▶ **REQUIRED WORK**: Skip the images. Copy the records exactly as written.

▶ **INFORMATION SHOWN**:

## begin

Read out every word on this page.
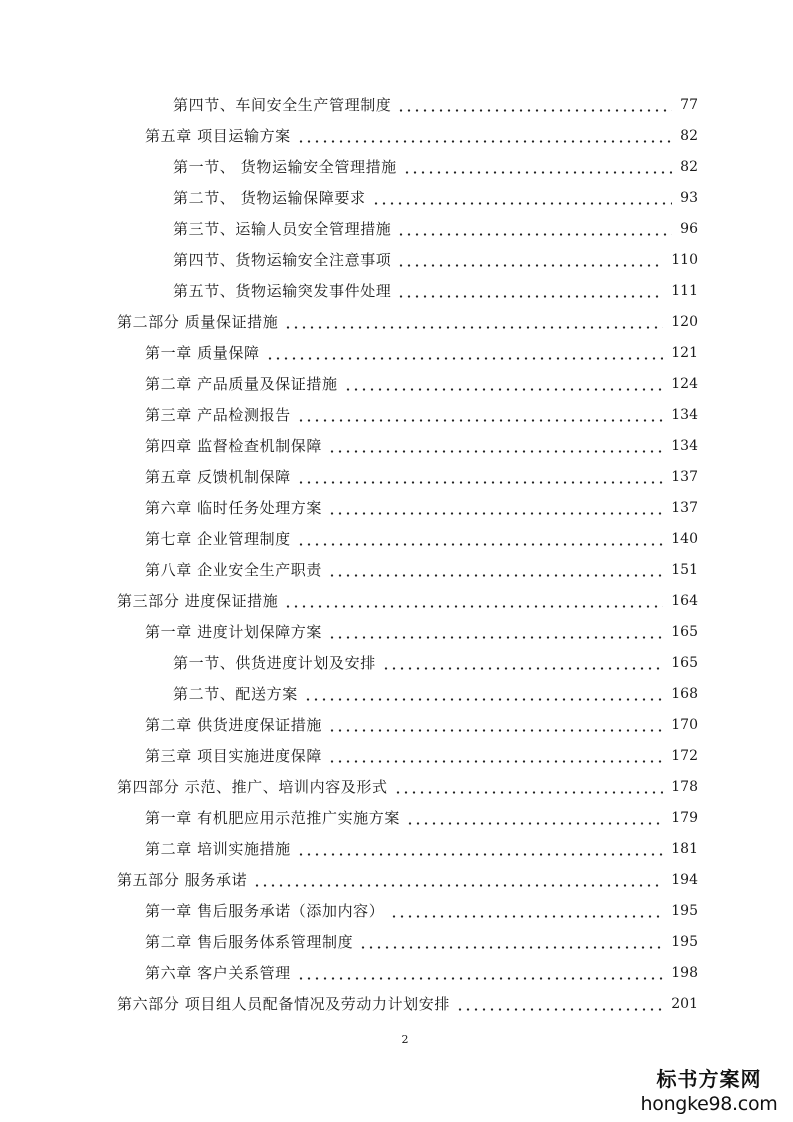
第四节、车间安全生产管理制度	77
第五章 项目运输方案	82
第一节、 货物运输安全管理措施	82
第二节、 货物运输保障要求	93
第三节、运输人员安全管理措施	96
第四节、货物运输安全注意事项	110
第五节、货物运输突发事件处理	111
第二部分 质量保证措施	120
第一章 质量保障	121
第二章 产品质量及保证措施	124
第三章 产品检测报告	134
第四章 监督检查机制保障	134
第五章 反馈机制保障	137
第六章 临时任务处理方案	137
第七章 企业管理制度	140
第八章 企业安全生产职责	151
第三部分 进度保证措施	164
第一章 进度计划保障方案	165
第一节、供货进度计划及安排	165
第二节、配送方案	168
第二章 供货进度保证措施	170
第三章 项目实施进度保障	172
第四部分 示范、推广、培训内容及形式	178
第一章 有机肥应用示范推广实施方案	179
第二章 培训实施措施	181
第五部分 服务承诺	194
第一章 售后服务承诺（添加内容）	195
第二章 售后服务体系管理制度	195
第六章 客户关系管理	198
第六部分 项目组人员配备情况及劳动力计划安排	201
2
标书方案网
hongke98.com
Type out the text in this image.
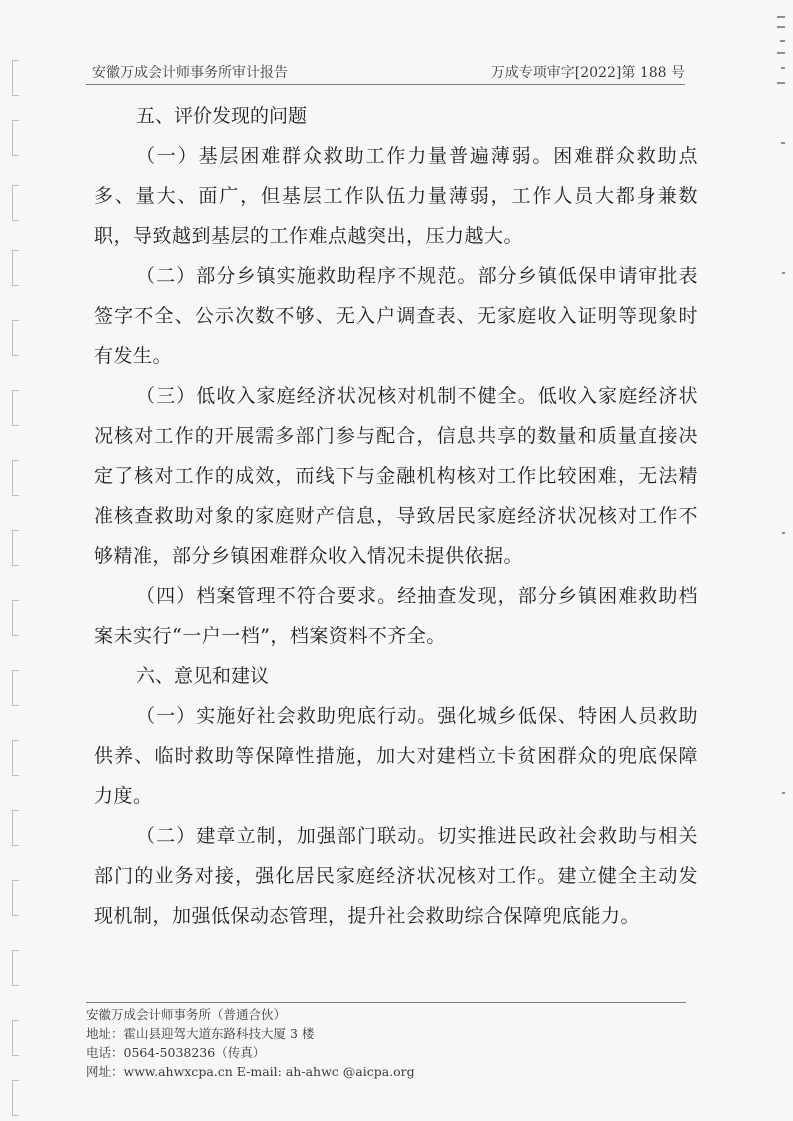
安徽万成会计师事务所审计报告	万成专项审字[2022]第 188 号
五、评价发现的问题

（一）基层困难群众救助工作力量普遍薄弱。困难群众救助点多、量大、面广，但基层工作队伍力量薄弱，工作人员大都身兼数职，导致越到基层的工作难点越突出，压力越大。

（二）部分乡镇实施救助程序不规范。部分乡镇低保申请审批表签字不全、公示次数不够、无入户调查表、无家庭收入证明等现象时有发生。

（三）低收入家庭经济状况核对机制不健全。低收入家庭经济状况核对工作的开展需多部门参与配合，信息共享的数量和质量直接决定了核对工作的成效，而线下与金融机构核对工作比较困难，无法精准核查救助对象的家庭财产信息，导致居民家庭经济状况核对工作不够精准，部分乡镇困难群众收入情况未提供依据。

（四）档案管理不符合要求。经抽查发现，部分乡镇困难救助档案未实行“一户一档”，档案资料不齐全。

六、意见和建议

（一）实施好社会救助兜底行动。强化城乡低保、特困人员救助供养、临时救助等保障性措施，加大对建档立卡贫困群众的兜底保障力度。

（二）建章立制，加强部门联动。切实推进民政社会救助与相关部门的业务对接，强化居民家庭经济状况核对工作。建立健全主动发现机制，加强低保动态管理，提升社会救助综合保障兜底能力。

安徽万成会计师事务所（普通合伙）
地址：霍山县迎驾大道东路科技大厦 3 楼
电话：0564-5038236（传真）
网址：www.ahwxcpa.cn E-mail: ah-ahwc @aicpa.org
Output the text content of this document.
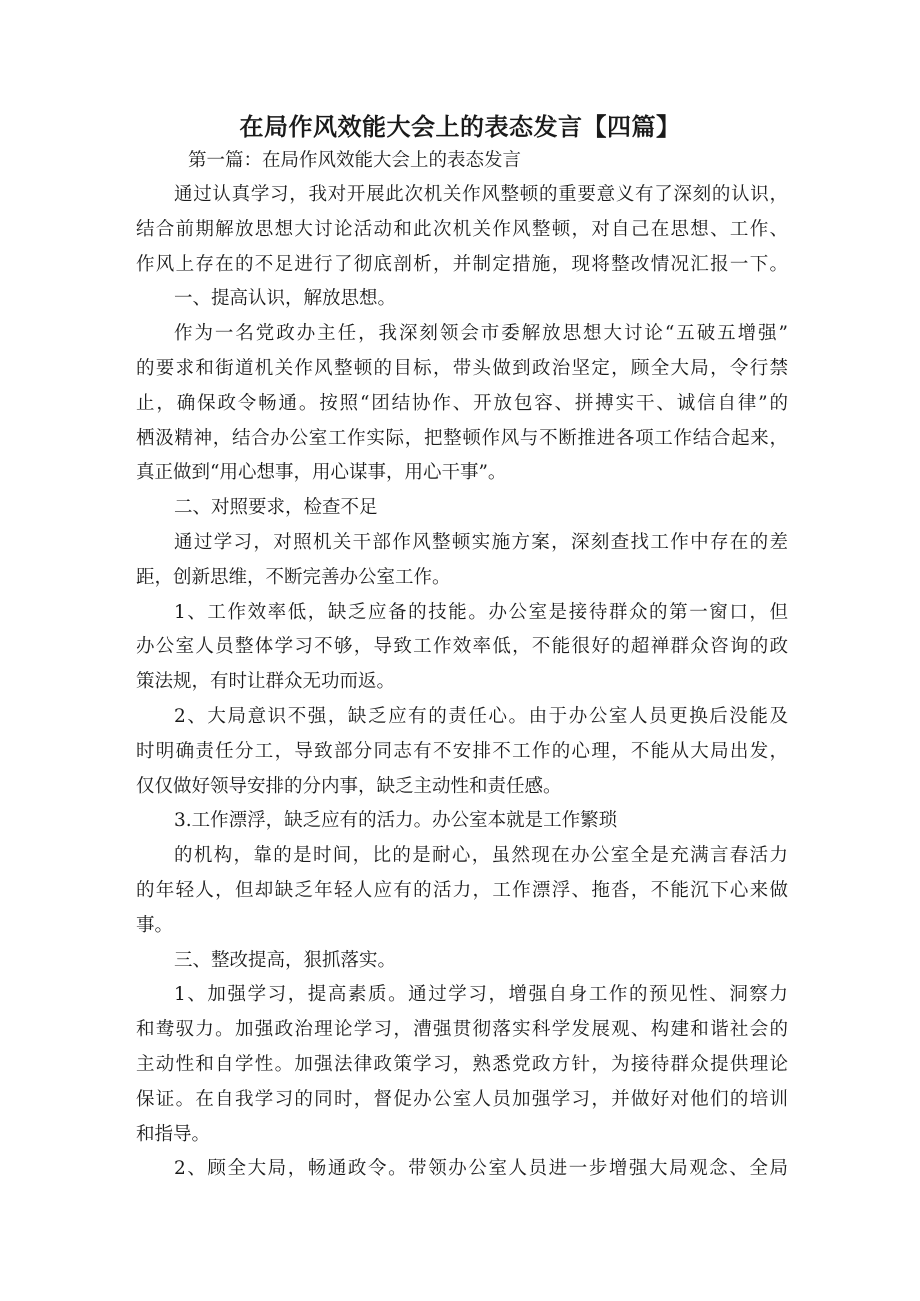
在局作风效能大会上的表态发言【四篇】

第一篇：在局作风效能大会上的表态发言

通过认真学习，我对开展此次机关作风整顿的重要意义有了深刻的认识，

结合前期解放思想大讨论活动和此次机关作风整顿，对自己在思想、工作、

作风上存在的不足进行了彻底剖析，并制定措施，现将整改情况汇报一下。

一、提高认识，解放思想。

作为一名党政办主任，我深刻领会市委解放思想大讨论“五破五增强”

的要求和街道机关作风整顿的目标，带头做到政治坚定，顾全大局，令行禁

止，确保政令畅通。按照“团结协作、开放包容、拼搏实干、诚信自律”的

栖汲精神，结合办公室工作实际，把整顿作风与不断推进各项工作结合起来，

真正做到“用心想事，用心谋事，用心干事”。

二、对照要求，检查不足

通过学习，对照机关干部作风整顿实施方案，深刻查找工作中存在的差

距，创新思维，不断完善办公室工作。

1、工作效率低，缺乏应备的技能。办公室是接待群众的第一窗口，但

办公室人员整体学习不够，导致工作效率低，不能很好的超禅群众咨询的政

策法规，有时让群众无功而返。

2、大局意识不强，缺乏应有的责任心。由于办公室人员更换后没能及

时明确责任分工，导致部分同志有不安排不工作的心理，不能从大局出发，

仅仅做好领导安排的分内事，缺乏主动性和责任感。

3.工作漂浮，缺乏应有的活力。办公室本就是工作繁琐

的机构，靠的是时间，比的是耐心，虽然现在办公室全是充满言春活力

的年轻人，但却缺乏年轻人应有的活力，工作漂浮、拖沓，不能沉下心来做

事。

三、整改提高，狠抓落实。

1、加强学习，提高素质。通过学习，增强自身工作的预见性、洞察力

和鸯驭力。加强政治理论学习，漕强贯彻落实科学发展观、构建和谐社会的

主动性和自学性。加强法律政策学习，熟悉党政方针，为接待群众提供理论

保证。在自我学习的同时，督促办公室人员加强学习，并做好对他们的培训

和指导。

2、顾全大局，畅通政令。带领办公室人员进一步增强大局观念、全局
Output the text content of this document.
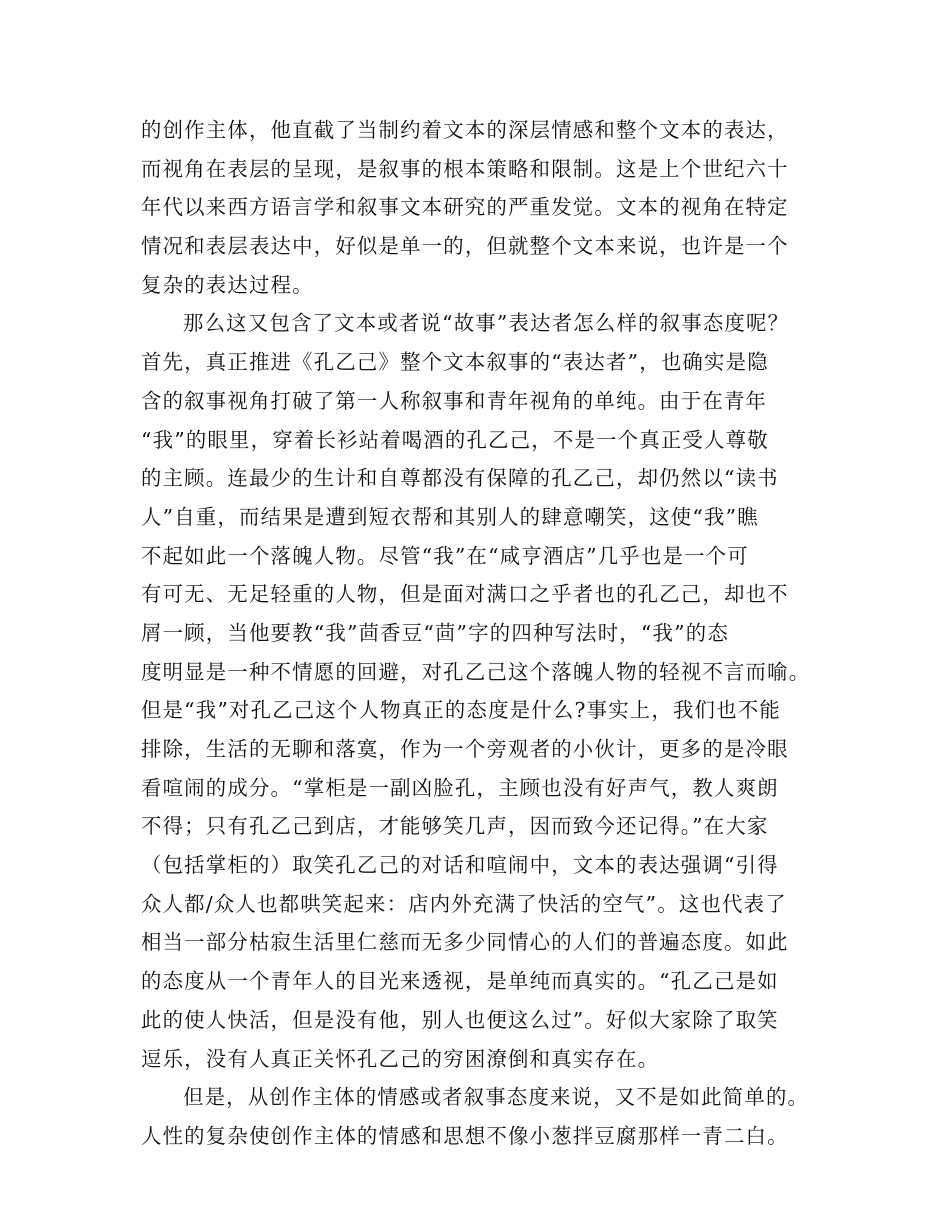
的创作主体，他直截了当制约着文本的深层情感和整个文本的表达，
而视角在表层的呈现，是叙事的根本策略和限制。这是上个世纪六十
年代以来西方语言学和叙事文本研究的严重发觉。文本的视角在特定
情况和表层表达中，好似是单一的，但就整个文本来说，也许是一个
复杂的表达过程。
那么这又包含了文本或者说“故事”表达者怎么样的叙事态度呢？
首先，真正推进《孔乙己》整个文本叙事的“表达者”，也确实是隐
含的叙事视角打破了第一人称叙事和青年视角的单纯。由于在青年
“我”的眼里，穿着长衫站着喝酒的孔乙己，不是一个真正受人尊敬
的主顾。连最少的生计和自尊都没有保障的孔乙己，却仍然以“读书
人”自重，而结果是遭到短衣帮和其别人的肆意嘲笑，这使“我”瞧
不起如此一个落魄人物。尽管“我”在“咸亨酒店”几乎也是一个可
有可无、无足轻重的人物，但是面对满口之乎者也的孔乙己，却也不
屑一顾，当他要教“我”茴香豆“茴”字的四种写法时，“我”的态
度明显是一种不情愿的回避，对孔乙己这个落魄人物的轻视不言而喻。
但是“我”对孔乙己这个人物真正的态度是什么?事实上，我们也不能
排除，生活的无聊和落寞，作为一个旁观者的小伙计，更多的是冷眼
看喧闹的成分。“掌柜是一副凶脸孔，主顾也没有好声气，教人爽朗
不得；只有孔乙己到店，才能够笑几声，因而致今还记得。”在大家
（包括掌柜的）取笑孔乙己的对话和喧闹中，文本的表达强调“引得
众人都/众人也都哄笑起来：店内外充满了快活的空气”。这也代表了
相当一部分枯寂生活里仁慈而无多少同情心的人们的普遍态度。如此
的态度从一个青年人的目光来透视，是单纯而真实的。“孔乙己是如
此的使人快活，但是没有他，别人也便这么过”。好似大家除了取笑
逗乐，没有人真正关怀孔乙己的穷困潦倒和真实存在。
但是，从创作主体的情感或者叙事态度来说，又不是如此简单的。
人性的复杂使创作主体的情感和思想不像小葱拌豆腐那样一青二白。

## end

▶ **COMPLETE RESPONSE**:
Read out every word on this page.
第四节、车间安全生产管理制度	77
第五章 项目运输方案	82
第一节、 货物运输安全管理措施	82
第二节、 货物运输保障要求	93
第三节、运输人员安全管理措施	96
第四节、货物运输安全注意事项	110
第五节、货物运输突发事件处理	111
第二部分 质量保证措施	120
第一章 质量保障	121
第二章 产品质量及保证措施	124
第三章 产品检测报告	134
第四章 监督检查机制保障	134
第五章 反馈机制保障	137
第六章 临时任务处理方案	137
第七章 企业管理制度	140
第八章 企业安全生产职责	151
第三部分 进度保证措施	164
第一章 进度计划保障方案	165
第一节、供货进度计划及安排	165
第二节、配送方案	168
第二章 供货进度保证措施	170
第三章 项目实施进度保障	172
第四部分 示范、推广、培训内容及形式	178
第一章 有机肥应用示范推广实施方案	179
第二章 培训实施措施	181
第五部分 服务承诺	194
第一章 售后服务承诺（添加内容）	195
第二章 售后服务体系管理制度	195
第六章 客户关系管理	198
第六部分 项目组人员配备情况及劳动力计划安排	201
2
标书方案网
hongke98.com
Type out the text in this image.
安徽万成会计师事务所审计报告	万成专项审字[2022]第 188 号
五、评价发现的问题

（一）基层困难群众救助工作力量普遍薄弱。困难群众救助点多、量大、面广，但基层工作队伍力量薄弱，工作人员大都身兼数职，导致越到基层的工作难点越突出，压力越大。

（二）部分乡镇实施救助程序不规范。部分乡镇低保申请审批表签字不全、公示次数不够、无入户调查表、无家庭收入证明等现象时有发生。

（三）低收入家庭经济状况核对机制不健全。低收入家庭经济状况核对工作的开展需多部门参与配合，信息共享的数量和质量直接决定了核对工作的成效，而线下与金融机构核对工作比较困难，无法精准核查救助对象的家庭财产信息，导致居民家庭经济状况核对工作不够精准，部分乡镇困难群众收入情况未提供依据。

（四）档案管理不符合要求。经抽查发现，部分乡镇困难救助档案未实行“一户一档”，档案资料不齐全。

六、意见和建议

（一）实施好社会救助兜底行动。强化城乡低保、特困人员救助供养、临时救助等保障性措施，加大对建档立卡贫困群众的兜底保障力度。

（二）建章立制，加强部门联动。切实推进民政社会救助与相关部门的业务对接，强化居民家庭经济状况核对工作。建立健全主动发现机制，加强低保动态管理，提升社会救助综合保障兜底能力。

安徽万成会计师事务所（普通合伙）
地址：霍山县迎驾大道东路科技大厦 3 楼
电话：0564-5038236（传真）
网址：www.ahwxcpa.cn E-mail: ah-ahwc @aicpa.org
Output the text content of this document.
在局作风效能大会上的表态发言【四篇】

第一篇：在局作风效能大会上的表态发言

通过认真学习，我对开展此次机关作风整顿的重要意义有了深刻的认识，

结合前期解放思想大讨论活动和此次机关作风整顿，对自己在思想、工作、

作风上存在的不足进行了彻底剖析，并制定措施，现将整改情况汇报一下。

一、提高认识，解放思想。

作为一名党政办主任，我深刻领会市委解放思想大讨论“五破五增强”

的要求和街道机关作风整顿的目标，带头做到政治坚定，顾全大局，令行禁

止，确保政令畅通。按照“团结协作、开放包容、拼搏实干、诚信自律”的

栖汲精神，结合办公室工作实际，把整顿作风与不断推进各项工作结合起来，

真正做到“用心想事，用心谋事，用心干事”。

二、对照要求，检查不足

通过学习，对照机关干部作风整顿实施方案，深刻查找工作中存在的差

距，创新思维，不断完善办公室工作。

1、工作效率低，缺乏应备的技能。办公室是接待群众的第一窗口，但

办公室人员整体学习不够，导致工作效率低，不能很好的超禅群众咨询的政

策法规，有时让群众无功而返。

2、大局意识不强，缺乏应有的责任心。由于办公室人员更换后没能及

时明确责任分工，导致部分同志有不安排不工作的心理，不能从大局出发，

仅仅做好领导安排的分内事，缺乏主动性和责任感。

3.工作漂浮，缺乏应有的活力。办公室本就是工作繁琐

的机构，靠的是时间，比的是耐心，虽然现在办公室全是充满言春活力

的年轻人，但却缺乏年轻人应有的活力，工作漂浮、拖沓，不能沉下心来做

事。

三、整改提高，狠抓落实。

1、加强学习，提高素质。通过学习，增强自身工作的预见性、洞察力

和鸯驭力。加强政治理论学习，漕强贯彻落实科学发展观、构建和谐社会的

主动性和自学性。加强法律政策学习，熟悉党政方针，为接待群众提供理论

保证。在自我学习的同时，督促办公室人员加强学习，并做好对他们的培训

和指导。

2、顾全大局，畅通政令。带领办公室人员进一步增强大局观念、全局
Output the text content of this document.
的创作主体，他直截了当制约着文本的深层情感和整个文本的表达，
而视角在表层的呈现，是叙事的根本策略和限制。这是上个世纪六十
年代以来西方语言学和叙事文本研究的严重发觉。文本的视角在特定
情况和表层表达中，好似是单一的，但就整个文本来说，也许是一个
复杂的表达过程。
那么这又包含了文本或者说“故事”表达者怎么样的叙事态度呢？
首先，真正推进《孔乙己》整个文本叙事的“表达者”，也确实是隐
含的叙事视角打破了第一人称叙事和青年视角的单纯。由于在青年
“我”的眼里，穿着长衫站着喝酒的孔乙己，不是一个真正受人尊敬
的主顾。连最少的生计和自尊都没有保障的孔乙己，却仍然以“读书
人”自重，而结果是遭到短衣帮和其别人的肆意嘲笑，这使“我”瞧
不起如此一个落魄人物。尽管“我”在“咸亨酒店”几乎也是一个可
有可无、无足轻重的人物，但是面对满口之乎者也的孔乙己，却也不
屑一顾，当他要教“我”茴香豆“茴”字的四种写法时，“我”的态
度明显是一种不情愿的回避，对孔乙己这个落魄人物的轻视不言而喻。
但是“我”对孔乙己这个人物真正的态度是什么?事实上，我们也不能
排除，生活的无聊和落寞，作为一个旁观者的小伙计，更多的是冷眼
看喧闹的成分。“掌柜是一副凶脸孔，主顾也没有好声气，教人爽朗
不得；只有孔乙己到店，才能够笑几声，因而致今还记得。”在大家
（包括掌柜的）取笑孔乙己的对话和喧闹中，文本的表达强调“引得
众人都/众人也都哄笑起来：店内外充满了快活的空气”。这也代表了
相当一部分枯寂生活里仁慈而无多少同情心的人们的普遍态度。如此
的态度从一个青年人的目光来透视，是单纯而真实的。“孔乙己是如
此的使人快活，但是没有他，别人也便这么过”。好似大家除了取笑
逗乐，没有人真正关怀孔乙己的穷困潦倒和真实存在。
但是，从创作主体的情感或者叙事态度来说，又不是如此简单的。
人性的复杂使创作主体的情感和思想不像小葱拌豆腐那样一青二白。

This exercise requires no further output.